___ RECORDS TO PROCESS ___

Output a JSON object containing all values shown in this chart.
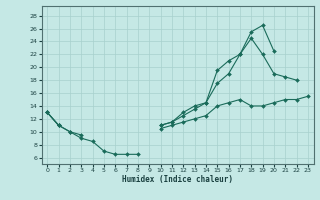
{
  "xlabel": "Humidex (Indice chaleur)",
  "bg_color": "#c5e8e5",
  "grid_color": "#a8d0ce",
  "line_color": "#1a6b5a",
  "xlim": [
    -0.5,
    23.5
  ],
  "ylim": [
    5,
    29.5
  ],
  "xticks": [
    0,
    1,
    2,
    3,
    4,
    5,
    6,
    7,
    8,
    9,
    10,
    11,
    12,
    13,
    14,
    15,
    16,
    17,
    18,
    19,
    20,
    21,
    22,
    23
  ],
  "yticks": [
    6,
    8,
    10,
    12,
    14,
    16,
    18,
    20,
    22,
    24,
    26,
    28
  ],
  "line1_y": [
    13,
    11,
    10,
    9,
    8.5,
    7,
    6.5,
    6.5,
    6.5,
    null,
    null,
    null,
    null,
    null,
    null,
    null,
    null,
    null,
    null,
    null,
    null,
    null,
    null,
    null
  ],
  "line2_y": [
    13,
    11,
    10,
    9.5,
    null,
    null,
    null,
    null,
    null,
    null,
    11,
    11.5,
    13,
    14,
    14.5,
    19.5,
    21,
    22,
    25.5,
    26.5,
    22.5,
    null,
    null,
    null
  ],
  "line3_y": [
    null,
    null,
    null,
    null,
    null,
    null,
    null,
    null,
    null,
    null,
    10.5,
    11,
    11.5,
    12,
    12.5,
    14,
    14.5,
    15,
    14,
    14,
    14.5,
    15,
    15,
    15.5
  ],
  "line4_y": [
    13,
    11,
    null,
    null,
    null,
    null,
    null,
    null,
    null,
    null,
    11,
    11.5,
    12.5,
    13.5,
    14.5,
    17.5,
    19,
    22,
    24.5,
    22,
    19,
    18.5,
    18,
    null
  ]
}
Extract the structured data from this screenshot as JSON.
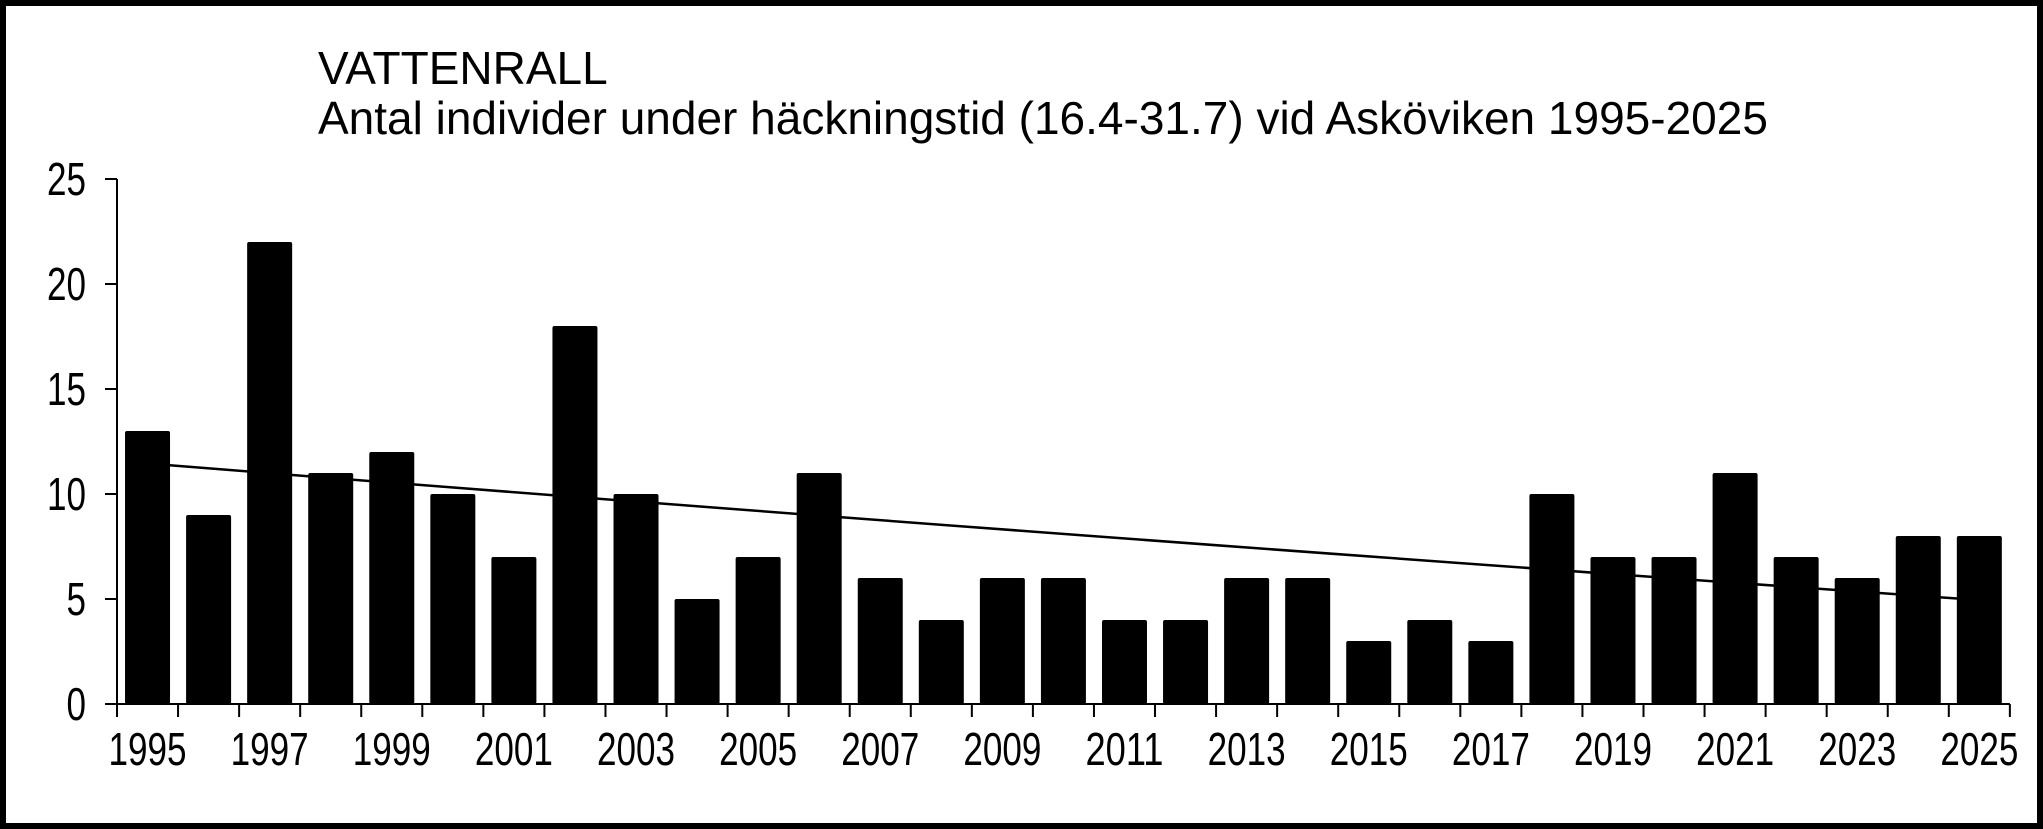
{
  "header": {
    "title": "VATTENRALL",
    "subtitle": "Antal individer under häckningstid (16.4-31.7) vid Asköviken 1995-2025"
  },
  "chart_data": {
    "type": "bar",
    "title": "VATTENRALL",
    "subtitle": "Antal individer under häckningstid (16.4-31.7) vid Asköviken 1995-2025",
    "categories": [
      1995,
      1996,
      1997,
      1998,
      1999,
      2000,
      2001,
      2002,
      2003,
      2004,
      2005,
      2006,
      2007,
      2008,
      2009,
      2010,
      2011,
      2012,
      2013,
      2014,
      2015,
      2016,
      2017,
      2018,
      2019,
      2020,
      2021,
      2022,
      2023,
      2024,
      2025
    ],
    "values": [
      13,
      9,
      22,
      11,
      12,
      10,
      7,
      18,
      10,
      5,
      7,
      11,
      6,
      4,
      6,
      6,
      4,
      4,
      6,
      6,
      3,
      4,
      3,
      10,
      7,
      7,
      11,
      7,
      6,
      8,
      8
    ],
    "xlabel": "",
    "ylabel": "",
    "ylim": [
      0,
      25
    ],
    "yticks": [
      0,
      5,
      10,
      15,
      20,
      25
    ],
    "xtick_labels": [
      "1995",
      "1997",
      "1999",
      "2001",
      "2003",
      "2005",
      "2007",
      "2009",
      "2011",
      "2013",
      "2015",
      "2017",
      "2019",
      "2021",
      "2023",
      "2025"
    ],
    "grid": false,
    "legend": null,
    "bar_color": "#000000",
    "axis_color": "#000000",
    "background_color": "#ffffff",
    "trendline": {
      "description": "declining trend line from 1995 to 2025",
      "start_year": 1995,
      "start_value": 11.45,
      "mid_value": 8.1,
      "end_year": 2025,
      "end_value": 4.95,
      "color": "#000000"
    }
  }
}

___

Scan the data above; copy every line where "this" appears.

Output a JSON object containing all values shown in this chart.
Extract the structured data from this screenshot as JSON.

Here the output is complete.